* **EXERCISE**:
Repeat each line of the material exactly.

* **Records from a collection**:
※ ※ ※
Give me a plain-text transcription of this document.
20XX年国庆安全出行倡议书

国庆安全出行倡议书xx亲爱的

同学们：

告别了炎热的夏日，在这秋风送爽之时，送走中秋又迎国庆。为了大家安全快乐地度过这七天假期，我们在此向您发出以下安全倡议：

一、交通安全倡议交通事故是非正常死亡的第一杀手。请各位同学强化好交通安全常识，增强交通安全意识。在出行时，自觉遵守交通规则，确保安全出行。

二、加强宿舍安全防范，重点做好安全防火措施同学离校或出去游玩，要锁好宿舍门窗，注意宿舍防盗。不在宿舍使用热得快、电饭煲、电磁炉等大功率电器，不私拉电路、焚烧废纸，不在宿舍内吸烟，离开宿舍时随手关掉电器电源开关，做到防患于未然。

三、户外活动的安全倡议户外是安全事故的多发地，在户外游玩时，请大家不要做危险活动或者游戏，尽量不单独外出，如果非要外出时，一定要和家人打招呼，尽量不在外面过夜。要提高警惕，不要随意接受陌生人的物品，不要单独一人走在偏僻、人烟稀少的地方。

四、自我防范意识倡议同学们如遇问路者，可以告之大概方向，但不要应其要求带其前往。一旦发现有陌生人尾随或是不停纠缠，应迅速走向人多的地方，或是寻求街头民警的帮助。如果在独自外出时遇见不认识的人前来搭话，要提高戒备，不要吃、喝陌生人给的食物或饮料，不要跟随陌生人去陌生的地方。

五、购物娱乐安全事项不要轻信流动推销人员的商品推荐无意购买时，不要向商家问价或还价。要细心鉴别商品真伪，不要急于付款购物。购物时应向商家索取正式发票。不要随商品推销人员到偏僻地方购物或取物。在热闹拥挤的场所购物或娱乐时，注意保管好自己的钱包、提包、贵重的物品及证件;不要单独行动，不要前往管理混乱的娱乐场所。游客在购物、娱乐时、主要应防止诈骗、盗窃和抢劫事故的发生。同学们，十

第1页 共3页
※ ※ ※
* **THE REPLY**:
Give me a plain-text transcription of this document.
20XX年国庆安全出行倡议书

国庆安全出行倡议书xx亲爱的

同学们：

告别了炎热的夏日，在这秋风送爽之时，送走中秋又迎国庆。为了大家安全快乐地度过这七天假期，我们在此向您发出以下安全倡议：

一、交通安全倡议交通事故是非正常死亡的第一杀手。请各位同学强化好交通安全常识，增强交通安全意识。在出行时，自觉遵守交通规则，确保安全出行。

二、加强宿舍安全防范，重点做好安全防火措施同学离校或出去游玩，要锁好宿舍门窗，注意宿舍防盗。不在宿舍使用热得快、电饭煲、电磁炉等大功率电器，不私拉电路、焚烧废纸，不在宿舍内吸烟，离开宿舍时随手关掉电器电源开关，做到防患于未然。

三、户外活动的安全倡议户外是安全事故的多发地，在户外游玩时，请大家不要做危险活动或者游戏，尽量不单独外出，如果非要外出时，一定要和家人打招呼，尽量不在外面过夜。要提高警惕，不要随意接受陌生人的物品，不要单独一人走在偏僻、人烟稀少的地方。

四、自我防范意识倡议同学们如遇问路者，可以告之大概方向，但不要应其要求带其前往。一旦发现有陌生人尾随或是不停纠缠，应迅速走向人多的地方，或是寻求街头民警的帮助。如果在独自外出时遇见不认识的人前来搭话，要提高戒备，不要吃、喝陌生人给的食物或饮料，不要跟随陌生人去陌生的地方。

五、购物娱乐安全事项不要轻信流动推销人员的商品推荐无意购买时，不要向商家问价或还价。要细心鉴别商品真伪，不要急于付款购物。购物时应向商家索取正式发票。不要随商品推销人员到偏僻地方购物或取物。在热闹拥挤的场所购物或娱乐时，注意保管好自己的钱包、提包、贵重的物品及证件;不要单独行动，不要前往管理混乱的娱乐场所。游客在购物、娱乐时、主要应防止诈骗、盗窃和抢劫事故的发生。同学们，十

第1页 共3页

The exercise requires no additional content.